## RECORD LIST:
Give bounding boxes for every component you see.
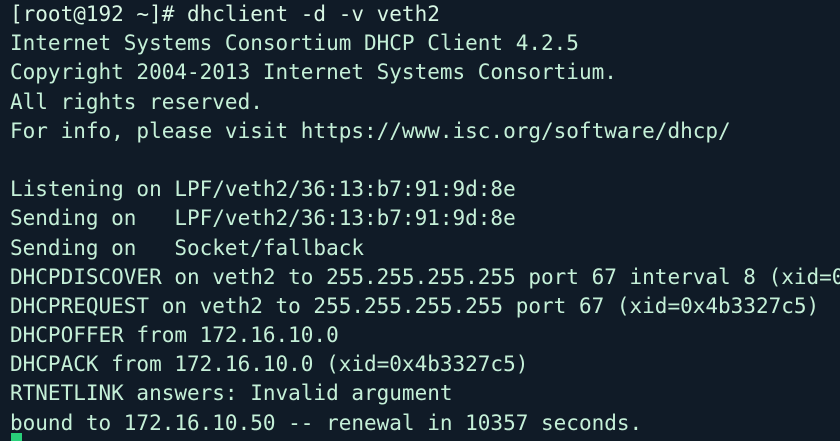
output-line: Sending on LPF/veth2/36:13:b7:91:9d:8e <box>10 206 516 231</box>
output-line: DHCPDISCOVER on veth2 to 255.255.255.255… <box>10 264 840 289</box>
output-line: DHCPREQUEST on veth2 to 255.255.255.255 … <box>10 293 820 318</box>
output-line: RTNETLINK answers: Invalid argument <box>10 381 453 406</box>
output-line: Sending on Socket/fallback <box>10 235 365 260</box>
output-line: All rights reserved. <box>10 89 263 114</box>
command-prompt-line: [root@192 ~]# dhclient -d -v veth2 <box>10 2 440 26</box>
output-line: Listening on LPF/veth2/36:13:b7:91:9d:8e <box>10 177 516 202</box>
terminal-window[interactable]: [root@192 ~]# dhclient -d -v veth2 Inter… <box>0 0 840 441</box>
terminal-output: [root@192 ~]# dhclient -d -v veth2 Inter… <box>10 0 840 438</box>
output-line: Copyright 2004-2013 Internet Systems Con… <box>10 60 617 85</box>
output-line: Internet Systems Consortium DHCP Client … <box>10 31 579 56</box>
output-line: DHCPACK from 172.16.10.0 (xid=0x4b3327c5… <box>10 352 529 377</box>
output-line: DHCPOFFER from 172.16.10.0 <box>10 323 339 348</box>
output-line: bound to 172.16.10.50 -- renewal in 1035… <box>10 410 643 435</box>
output-line: For info, please visit https://www.isc.o… <box>10 118 731 143</box>
text-cursor <box>11 433 22 441</box>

## WHAT THE EXERCISE ASKS:
Copy the lines above word for word, omitting the picture.

## PROBLEM SOLUTION:
Give bounding boxes for every component you see.
output-line: Sending on LPF/veth2/36:13:b7:91:9d:8e <box>10 206 516 231</box>
output-line: DHCPDISCOVER on veth2 to 255.255.255.255… <box>10 264 840 289</box>
output-line: DHCPREQUEST on veth2 to 255.255.255.255 … <box>10 293 820 318</box>
output-line: RTNETLINK answers: Invalid argument <box>10 381 453 406</box>
output-line: Sending on Socket/fallback <box>10 235 365 260</box>
output-line: All rights reserved. <box>10 89 263 114</box>
command-prompt-line: [root@192 ~]# dhclient -d -v veth2 <box>10 2 440 26</box>
output-line: Listening on LPF/veth2/36:13:b7:91:9d:8e <box>10 177 516 202</box>
terminal-window[interactable]: [root@192 ~]# dhclient -d -v veth2 Inter… <box>0 0 840 441</box>
terminal-output: [root@192 ~]# dhclient -d -v veth2 Inter… <box>10 0 840 438</box>
output-line: Copyright 2004-2013 Internet Systems Con… <box>10 60 617 85</box>
output-line: Internet Systems Consortium DHCP Client … <box>10 31 579 56</box>
output-line: DHCPACK from 172.16.10.0 (xid=0x4b3327c5… <box>10 352 529 377</box>
output-line: DHCPOFFER from 172.16.10.0 <box>10 323 339 348</box>
output-line: bound to 172.16.10.50 -- renewal in 1035… <box>10 410 643 435</box>
output-line: For info, please visit https://www.isc.o… <box>10 118 731 143</box>
text-cursor <box>11 433 22 441</box>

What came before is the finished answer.